WHAT TO PRODUCE: Quote the whole listing exactly. Leave the pictures out of your copy.

(Data extracted from a collection)

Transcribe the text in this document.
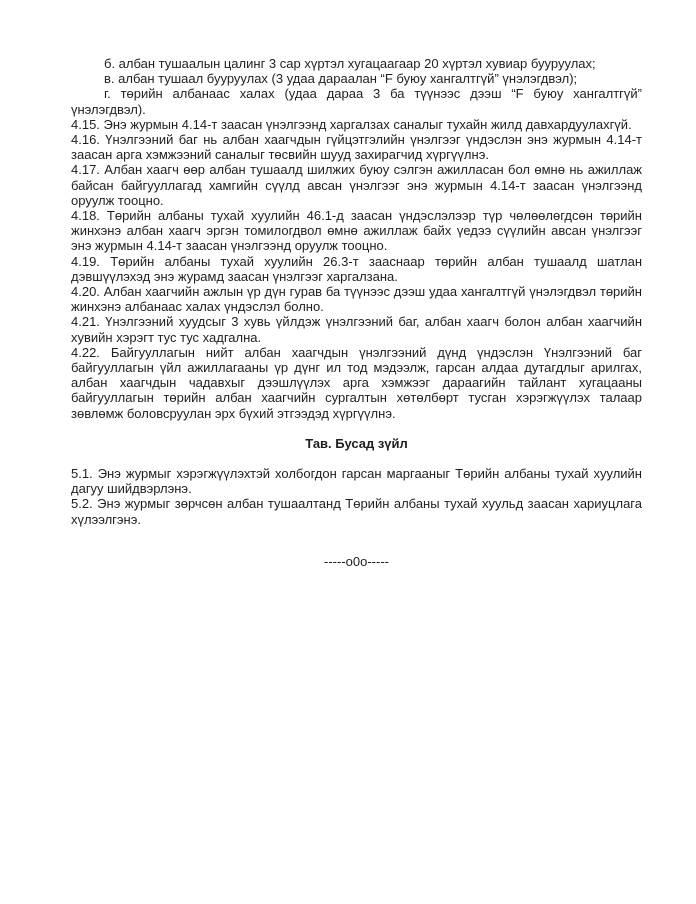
б. албан тушаалын цалинг 3 сар хүртэл хугацаагаар 20 хүртэл хувиар бууруулах;

в. албан тушаал бууруулах (3 удаа дараалан “F буюу хангалтгүй” үнэлэгдвэл);

г. төрийн албанаас халах (удаа дараа 3 ба түүнээс дээш “F буюу хангалтгүй” үнэлэгдвэл).

4.15. Энэ журмын 4.14-т заасан үнэлгээнд харгалзах саналыг тухайн жилд давхардуулахгүй.

4.16. Үнэлгээний баг нь албан хаагчдын гүйцэтгэлийн үнэлгээг үндэслэн энэ журмын 4.14-т заасан арга хэмжээний саналыг төсвийн шууд захирагчид хүргүүлнэ.

4.17. Албан хаагч өөр албан тушаалд шилжих буюу сэлгэн ажилласан бол өмнө нь ажиллаж байсан байгууллагад хамгийн сүүлд авсан үнэлгээг энэ журмын 4.14-т заасан үнэлгээнд оруулж тооцно.

4.18. Төрийн албаны тухай хуулийн 46.1-д заасан үндэслэлээр түр чөлөөлөгдсөн төрийн жинхэнэ албан хаагч эргэн томилогдвол өмнө ажиллаж байх үедээ сүүлийн авсан үнэлгээг энэ журмын 4.14-т заасан үнэлгээнд оруулж тооцно.

4.19. Төрийн албаны тухай хуулийн 26.3-т зааснаар төрийн албан тушаалд шатлан дэвшүүлэхэд энэ журамд заасан үнэлгээг харгалзана.

4.20. Албан хаагчийн ажлын үр дүн гурав ба түүнээс дээш удаа хангалтгүй үнэлэгдвэл төрийн жинхэнэ албанаас халах үндэслэл болно.

4.21. Үнэлгээний хуудсыг 3 хувь үйлдэж үнэлгээний баг, албан хаагч болон албан хаагчийн хувийн хэрэгт тус тус хадгална.

4.22. Байгууллагын нийт албан хаагчдын үнэлгээний дүнд үндэслэн Үнэлгээний баг байгууллагын үйл ажиллагааны үр дүнг ил тод мэдээлж, гарсан алдаа дутагдлыг арилгах, албан хаагчдын чадавхыг дээшлүүлэх арга хэмжээг дараагийн тайлант хугацааны байгууллагын төрийн албан хаагчийн сургалтын хөтөлбөрт тусган хэрэгжүүлэх талаар зөвлөмж боловсруулан эрх бүхий этгээдэд хүргүүлнэ.

Тав. Бусад зүйл

5.1. Энэ журмыг хэрэгжүүлэхтэй холбогдон гарсан маргааныг Төрийн албаны тухай хуулийн дагуу шийдвэрлэнэ.

5.2. Энэ журмыг зөрчсөн албан тушаалтанд Төрийн албаны тухай хуульд заасан хариуцлага хүлээлгэнэ.

-----о0о-----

RESPONSE TO THIS EXERCISE:
Transcribe the text in this document.
б. албан тушаалын цалинг 3 сар хүртэл хугацаагаар 20 хүртэл хувиар бууруулах;

в. албан тушаал бууруулах (3 удаа дараалан “F буюу хангалтгүй” үнэлэгдвэл);

г. төрийн албанаас халах (удаа дараа 3 ба түүнээс дээш “F буюу хангалтгүй” үнэлэгдвэл).

4.15. Энэ журмын 4.14-т заасан үнэлгээнд харгалзах саналыг тухайн жилд давхардуулахгүй.

4.16. Үнэлгээний баг нь албан хаагчдын гүйцэтгэлийн үнэлгээг үндэслэн энэ журмын 4.14-т заасан арга хэмжээний саналыг төсвийн шууд захирагчид хүргүүлнэ.

4.17. Албан хаагч өөр албан тушаалд шилжих буюу сэлгэн ажилласан бол өмнө нь ажиллаж байсан байгууллагад хамгийн сүүлд авсан үнэлгээг энэ журмын 4.14-т заасан үнэлгээнд оруулж тооцно.

4.18. Төрийн албаны тухай хуулийн 46.1-д заасан үндэслэлээр түр чөлөөлөгдсөн төрийн жинхэнэ албан хаагч эргэн томилогдвол өмнө ажиллаж байх үедээ сүүлийн авсан үнэлгээг энэ журмын 4.14-т заасан үнэлгээнд оруулж тооцно.

4.19. Төрийн албаны тухай хуулийн 26.3-т зааснаар төрийн албан тушаалд шатлан дэвшүүлэхэд энэ журамд заасан үнэлгээг харгалзана.

4.20. Албан хаагчийн ажлын үр дүн гурав ба түүнээс дээш удаа хангалтгүй үнэлэгдвэл төрийн жинхэнэ албанаас халах үндэслэл болно.

4.21. Үнэлгээний хуудсыг 3 хувь үйлдэж үнэлгээний баг, албан хаагч болон албан хаагчийн хувийн хэрэгт тус тус хадгална.

4.22. Байгууллагын нийт албан хаагчдын үнэлгээний дүнд үндэслэн Үнэлгээний баг байгууллагын үйл ажиллагааны үр дүнг ил тод мэдээлж, гарсан алдаа дутагдлыг арилгах, албан хаагчдын чадавхыг дээшлүүлэх арга хэмжээг дараагийн тайлант хугацааны байгууллагын төрийн албан хаагчийн сургалтын хөтөлбөрт тусган хэрэгжүүлэх талаар зөвлөмж боловсруулан эрх бүхий этгээдэд хүргүүлнэ.

Тав. Бусад зүйл

5.1. Энэ журмыг хэрэгжүүлэхтэй холбогдон гарсан маргааныг Төрийн албаны тухай хуулийн дагуу шийдвэрлэнэ.

5.2. Энэ журмыг зөрчсөн албан тушаалтанд Төрийн албаны тухай хуульд заасан хариуцлага хүлээлгэнэ.

-----о0о-----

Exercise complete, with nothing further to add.